# [PROMPT]
Take the material below and retype it in full; pictures are left out.

# [RECORDS PROVIDED]
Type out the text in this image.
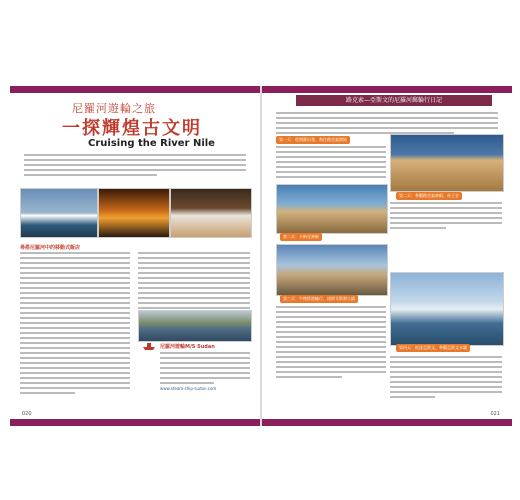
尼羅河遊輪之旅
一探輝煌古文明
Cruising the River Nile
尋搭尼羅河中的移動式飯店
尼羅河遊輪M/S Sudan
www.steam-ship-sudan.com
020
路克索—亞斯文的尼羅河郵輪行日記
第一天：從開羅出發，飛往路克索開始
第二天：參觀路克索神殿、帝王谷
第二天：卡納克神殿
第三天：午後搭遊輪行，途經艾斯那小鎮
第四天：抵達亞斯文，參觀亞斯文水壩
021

# [THE RESPONSE]
Type out the text in this image.
尼羅河遊輪之旅
一探輝煌古文明
Cruising the River Nile
尋搭尼羅河中的移動式飯店
尼羅河遊輪M/S Sudan
www.steam-ship-sudan.com
020
路克索—亞斯文的尼羅河郵輪行日記
第一天：從開羅出發，飛往路克索開始
第二天：參觀路克索神殿、帝王谷
第二天：卡納克神殿
第三天：午後搭遊輪行，途經艾斯那小鎮
第四天：抵達亞斯文，參觀亞斯文水壩
021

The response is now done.